GIVEN PROBLEM -
Below are the entries; count the lines in them that contain the word "type" and give only the number.

>> start DATASET EXCERPTS

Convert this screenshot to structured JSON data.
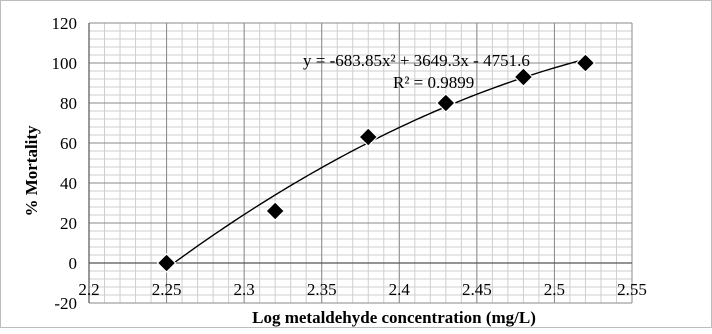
{
  "chart_data": {
    "type": "scatter",
    "title": "",
    "xlabel": "Log metaldehyde concentration (mg/L)",
    "ylabel": "% Mortality",
    "xlim": [
      2.2,
      2.55
    ],
    "ylim": [
      -20,
      120
    ],
    "x_ticks": [
      "2.2",
      "2.25",
      "2.3",
      "2.35",
      "2.4",
      "2.45",
      "2.5",
      "2.55"
    ],
    "y_ticks": [
      "-20",
      "0",
      "20",
      "40",
      "60",
      "80",
      "100",
      "120"
    ],
    "grid": true,
    "series": [
      {
        "marker": "diamond",
        "color": "#000000",
        "x": [
          2.25,
          2.32,
          2.38,
          2.43,
          2.48,
          2.52
        ],
        "y": [
          0,
          26,
          63,
          80,
          93,
          100
        ]
      }
    ],
    "trendline": {
      "type": "polynomial",
      "coefficients": [
        -683.85,
        3649.3,
        -4751.6
      ],
      "x_range": [
        2.25,
        2.52
      ],
      "equation_text": "y = -683.85x² + 3649.3x - 4751.6",
      "r2_text": "R² = 0.9899"
    }
  }
}
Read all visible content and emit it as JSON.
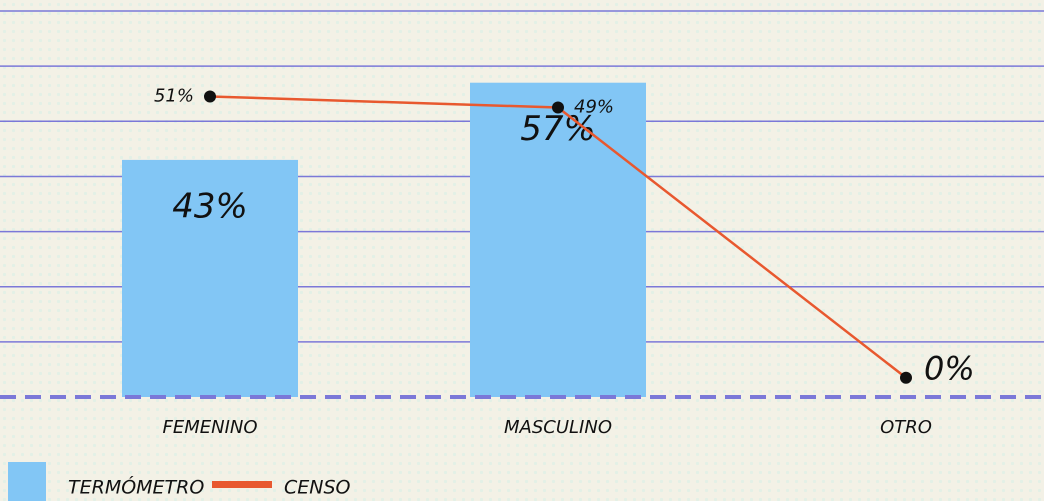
{
  "chart_data": {
    "type": "bar",
    "categories": [
      "FEMENINO",
      "MASCULINO",
      "OTRO"
    ],
    "series": [
      {
        "name": "TERMÓMETRO",
        "color": "#82c6f5",
        "values": [
          43,
          57,
          0
        ],
        "value_labels": [
          "43%",
          "57%",
          null
        ]
      },
      {
        "name": "CENSO",
        "type": "line",
        "axis": "y2",
        "color": "#e8582f",
        "values": [
          51,
          49,
          0
        ],
        "value_labels": [
          "51%",
          "49%",
          "0%"
        ]
      }
    ],
    "ylim": [
      0,
      72
    ],
    "yticks": [
      0,
      10,
      20,
      30,
      40,
      50,
      60,
      70
    ],
    "y2lim": [
      -3.5,
      68.5
    ],
    "grid": true,
    "legend": "bottom-left"
  }
}
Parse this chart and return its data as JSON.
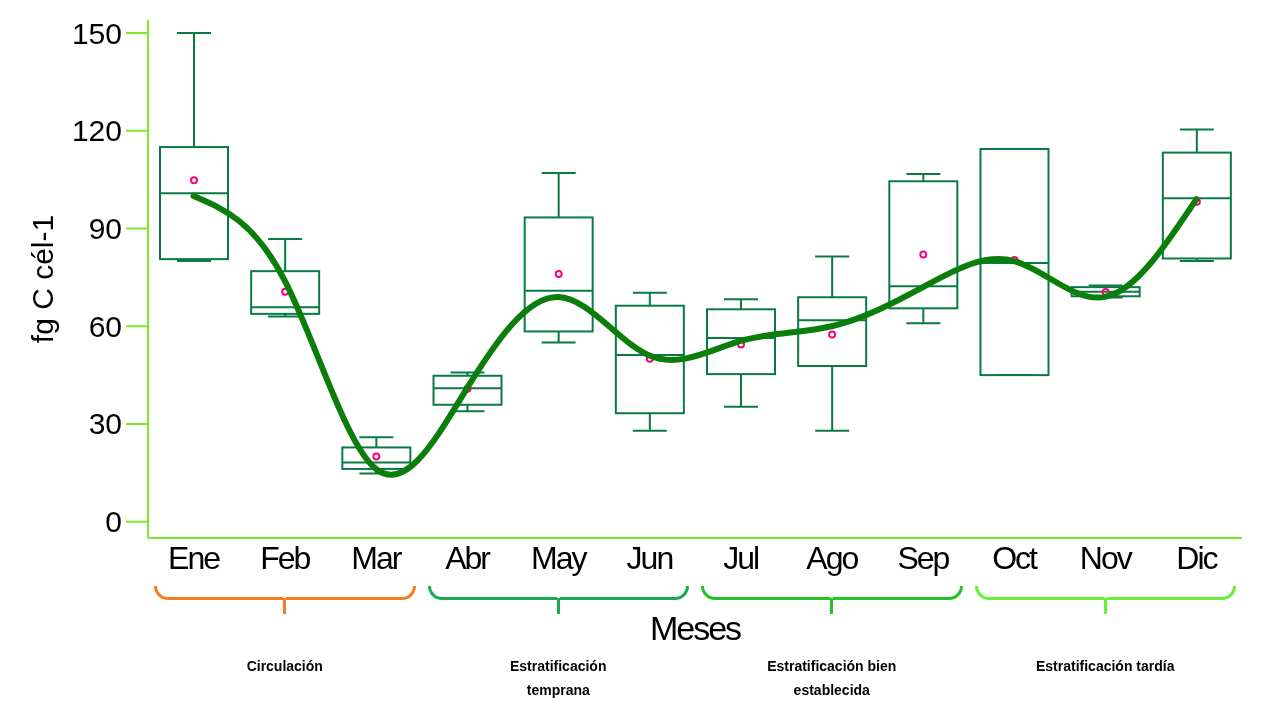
{
  "chart_data": {
    "type": "box",
    "xlabel": "Meses",
    "ylabel": "fg C cél-1",
    "categories": [
      "Ene",
      "Feb",
      "Mar",
      "Abr",
      "May",
      "Jun",
      "Jul",
      "Ago",
      "Sep",
      "Oct",
      "Nov",
      "Dic"
    ],
    "ylim": [
      -5,
      154
    ],
    "yticks": [
      0,
      30,
      60,
      90,
      120,
      150
    ],
    "series": [
      {
        "type": "box",
        "color": "#0a7a45",
        "boxes": [
          {
            "low": 80,
            "q1": 80.6,
            "median": 100.8,
            "q3": 115,
            "high": 150,
            "mean": 104.8
          },
          {
            "low": 63,
            "q1": 63.8,
            "median": 65.8,
            "q3": 76.9,
            "high": 86.8,
            "mean": 70.6
          },
          {
            "low": 14.8,
            "q1": 16.2,
            "median": 18.2,
            "q3": 22.8,
            "high": 25.9,
            "mean": 20
          },
          {
            "low": 33.9,
            "q1": 35.9,
            "median": 41,
            "q3": 44.8,
            "high": 45.8,
            "mean": 40.8
          },
          {
            "low": 55,
            "q1": 58.4,
            "median": 70.9,
            "q3": 93.4,
            "high": 107,
            "mean": 76
          },
          {
            "low": 27.9,
            "q1": 33.3,
            "median": 51.2,
            "q3": 66.3,
            "high": 70.3,
            "mean": 50
          },
          {
            "low": 35.3,
            "q1": 45.3,
            "median": 56.4,
            "q3": 65.2,
            "high": 68.3,
            "mean": 54.4
          },
          {
            "low": 27.9,
            "q1": 47.8,
            "median": 61.8,
            "q3": 68.9,
            "high": 81.4,
            "mean": 57.5
          },
          {
            "low": 60.9,
            "q1": 65.5,
            "median": 72.3,
            "q3": 104.5,
            "high": 106.7,
            "mean": 82
          },
          {
            "low": 45,
            "q1": 45,
            "median": 79.4,
            "q3": 114.4,
            "high": 114.4,
            "mean": 80.3
          },
          {
            "low": 68.8,
            "q1": 69.2,
            "median": 70.6,
            "q3": 72,
            "high": 72.5,
            "mean": 70.5
          },
          {
            "low": 80,
            "q1": 80.8,
            "median": 99.3,
            "q3": 113.3,
            "high": 120.4,
            "mean": 98.2
          }
        ]
      },
      {
        "type": "line",
        "color": "#0a7d0a",
        "values": [
          100,
          74,
          16.2,
          41,
          69,
          51,
          55.5,
          60,
          72,
          80,
          69,
          99
        ]
      }
    ],
    "annotations": [
      "Circulación",
      "Estratificación temprana",
      "Estratificación bien establecida",
      "Estratificación tardía"
    ]
  }
}
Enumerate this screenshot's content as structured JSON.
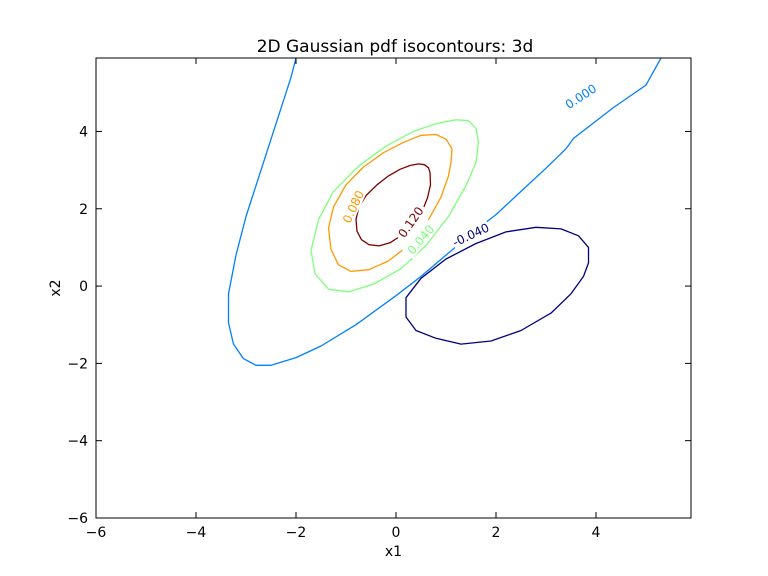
{
  "chart_data": {
    "type": "contour",
    "title": "2D Gaussian pdf isocontours: 3d",
    "xlabel": "x1",
    "ylabel": "x2",
    "xlim": [
      -6,
      5.9
    ],
    "ylim": [
      -6,
      5.9
    ],
    "xticks": [
      -6,
      -4,
      -2,
      0,
      2,
      4
    ],
    "yticks": [
      -6,
      -4,
      -2,
      0,
      2,
      4
    ],
    "xtick_labels": [
      "−6",
      "−4",
      "−2",
      "0",
      "2",
      "4"
    ],
    "ytick_labels": [
      "−6",
      "−4",
      "−2",
      "0",
      "2",
      "4"
    ],
    "grid": false,
    "levels": [
      {
        "label": "0.120",
        "color": "#7f0000",
        "kind": "ellipse",
        "center": [
          0.0,
          1.98
        ],
        "polyline": [
          [
            0.68,
            2.94
          ],
          [
            0.65,
            3.06
          ],
          [
            0.57,
            3.14
          ],
          [
            0.45,
            3.16
          ],
          [
            0.28,
            3.12
          ],
          [
            0.08,
            3.02
          ],
          [
            -0.15,
            2.85
          ],
          [
            -0.38,
            2.62
          ],
          [
            -0.6,
            2.34
          ],
          [
            -0.74,
            2.05
          ],
          [
            -0.8,
            1.73
          ],
          [
            -0.78,
            1.42
          ],
          [
            -0.69,
            1.2
          ],
          [
            -0.54,
            1.07
          ],
          [
            -0.34,
            1.04
          ],
          [
            -0.12,
            1.12
          ],
          [
            0.12,
            1.32
          ],
          [
            0.35,
            1.6
          ],
          [
            0.52,
            1.92
          ],
          [
            0.63,
            2.28
          ],
          [
            0.69,
            2.62
          ],
          [
            0.68,
            2.94
          ]
        ]
      },
      {
        "label": "0.080",
        "color": "#ff9900",
        "kind": "ellipse",
        "polyline": [
          [
            1.1,
            3.2
          ],
          [
            1.12,
            3.55
          ],
          [
            1.0,
            3.8
          ],
          [
            0.8,
            3.92
          ],
          [
            0.5,
            3.9
          ],
          [
            0.15,
            3.72
          ],
          [
            -0.25,
            3.45
          ],
          [
            -0.65,
            3.08
          ],
          [
            -1.0,
            2.62
          ],
          [
            -1.25,
            2.05
          ],
          [
            -1.35,
            1.5
          ],
          [
            -1.3,
            0.95
          ],
          [
            -1.15,
            0.55
          ],
          [
            -0.9,
            0.38
          ],
          [
            -0.55,
            0.42
          ],
          [
            -0.15,
            0.65
          ],
          [
            0.25,
            1.05
          ],
          [
            0.6,
            1.6
          ],
          [
            0.9,
            2.3
          ],
          [
            1.05,
            2.85
          ],
          [
            1.1,
            3.2
          ]
        ]
      },
      {
        "label": "0.040",
        "color": "#7dff7a",
        "kind": "ellipse",
        "polyline": [
          [
            1.65,
            3.72
          ],
          [
            1.6,
            4.08
          ],
          [
            1.45,
            4.28
          ],
          [
            1.2,
            4.3
          ],
          [
            0.8,
            4.2
          ],
          [
            0.35,
            4.0
          ],
          [
            -0.2,
            3.62
          ],
          [
            -0.75,
            3.1
          ],
          [
            -1.25,
            2.45
          ],
          [
            -1.55,
            1.72
          ],
          [
            -1.7,
            0.92
          ],
          [
            -1.62,
            0.32
          ],
          [
            -1.35,
            -0.08
          ],
          [
            -0.95,
            -0.15
          ],
          [
            -0.45,
            0.05
          ],
          [
            0.1,
            0.45
          ],
          [
            0.6,
            1.05
          ],
          [
            1.05,
            1.8
          ],
          [
            1.4,
            2.6
          ],
          [
            1.6,
            3.2
          ],
          [
            1.65,
            3.72
          ]
        ]
      },
      {
        "label": "0.000",
        "color": "#0080ff",
        "kind": "curve",
        "polyline": [
          [
            -2.0,
            5.9
          ],
          [
            -2.1,
            5.4
          ],
          [
            -2.3,
            4.6
          ],
          [
            -2.5,
            3.8
          ],
          [
            -2.75,
            2.8
          ],
          [
            -3.0,
            1.8
          ],
          [
            -3.2,
            0.8
          ],
          [
            -3.35,
            -0.2
          ],
          [
            -3.35,
            -0.95
          ],
          [
            -3.25,
            -1.5
          ],
          [
            -3.05,
            -1.88
          ],
          [
            -2.8,
            -2.05
          ],
          [
            -2.5,
            -2.05
          ],
          [
            -2.0,
            -1.85
          ],
          [
            -1.5,
            -1.55
          ],
          [
            -0.8,
            -1.0
          ],
          [
            0.0,
            -0.25
          ],
          [
            0.5,
            0.25
          ],
          [
            1.0,
            0.8
          ],
          [
            1.5,
            1.35
          ],
          [
            2.0,
            1.85
          ],
          [
            2.5,
            2.45
          ],
          [
            3.0,
            3.05
          ],
          [
            3.4,
            3.55
          ],
          [
            3.55,
            3.82
          ],
          [
            4.35,
            4.62
          ],
          [
            5.0,
            5.2
          ],
          [
            5.3,
            5.9
          ]
        ]
      },
      {
        "label": "-0.040",
        "color": "#00007f",
        "kind": "ellipse",
        "polyline": [
          [
            3.85,
            0.6
          ],
          [
            3.85,
            1.0
          ],
          [
            3.65,
            1.3
          ],
          [
            3.3,
            1.48
          ],
          [
            2.8,
            1.52
          ],
          [
            2.2,
            1.4
          ],
          [
            1.6,
            1.1
          ],
          [
            1.0,
            0.7
          ],
          [
            0.5,
            0.2
          ],
          [
            0.2,
            -0.3
          ],
          [
            0.2,
            -0.8
          ],
          [
            0.4,
            -1.15
          ],
          [
            0.8,
            -1.35
          ],
          [
            1.3,
            -1.5
          ],
          [
            1.9,
            -1.42
          ],
          [
            2.5,
            -1.15
          ],
          [
            3.1,
            -0.7
          ],
          [
            3.5,
            -0.2
          ],
          [
            3.75,
            0.25
          ],
          [
            3.85,
            0.6
          ]
        ]
      }
    ]
  }
}
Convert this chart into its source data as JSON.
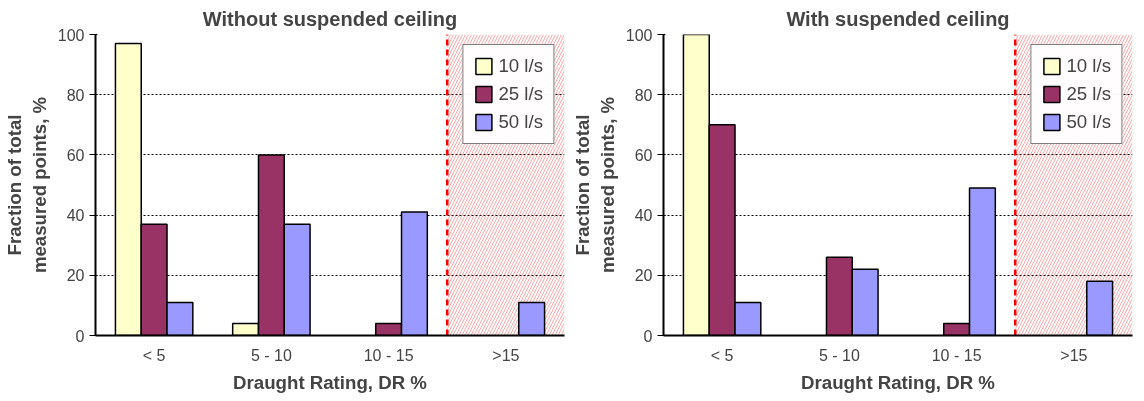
{
  "chart_data": [
    {
      "type": "bar",
      "title": "Without suspended ceiling",
      "xlabel": "Draught Rating, DR %",
      "ylabel": "Fraction of total measured points, %",
      "categories": [
        "< 5",
        "5 - 10",
        "10 - 15",
        ">15"
      ],
      "ylim": [
        0,
        100
      ],
      "yticks": [
        0,
        20,
        40,
        60,
        80,
        100
      ],
      "grid": "y",
      "legend": "top right",
      "series": [
        {
          "name": "10 l/s",
          "color": "#ffffcc",
          "values": [
            97,
            4,
            null,
            null
          ]
        },
        {
          "name": "25 l/s",
          "color": "#993366",
          "values": [
            37,
            60,
            4,
            null
          ]
        },
        {
          "name": "50 l/s",
          "color": "#9999ff",
          "values": [
            11,
            37,
            41,
            11
          ]
        }
      ],
      "bands": [
        {
          "axis": "x",
          "from": ">15",
          "to": ">15",
          "color": "#ff0000"
        }
      ],
      "ref_lines": [
        {
          "axis": "x",
          "value": ">15",
          "color": "#ff0000",
          "line_style": "dashed"
        }
      ]
    },
    {
      "type": "bar",
      "title": "With suspended ceiling",
      "xlabel": "Draught Rating, DR %",
      "ylabel": "Fraction of total measured points, %",
      "categories": [
        "< 5",
        "5 - 10",
        "10 - 15",
        ">15"
      ],
      "ylim": [
        0,
        100
      ],
      "yticks": [
        0,
        20,
        40,
        60,
        80,
        100
      ],
      "grid": "y",
      "legend": "top right",
      "series": [
        {
          "name": "10 l/s",
          "color": "#ffffcc",
          "values": [
            100,
            null,
            null,
            null
          ]
        },
        {
          "name": "25 l/s",
          "color": "#993366",
          "values": [
            70,
            26,
            4,
            null
          ]
        },
        {
          "name": "50 l/s",
          "color": "#9999ff",
          "values": [
            11,
            22,
            49,
            18
          ]
        }
      ],
      "bands": [
        {
          "axis": "x",
          "from": ">15",
          "to": ">15",
          "color": "#ff0000"
        }
      ],
      "ref_lines": [
        {
          "axis": "x",
          "value": ">15",
          "color": "#ff0000",
          "line_style": "dashed"
        }
      ]
    }
  ]
}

>> end DATASET EXCERPTS

ANSWER TO THE EXERCISE -
10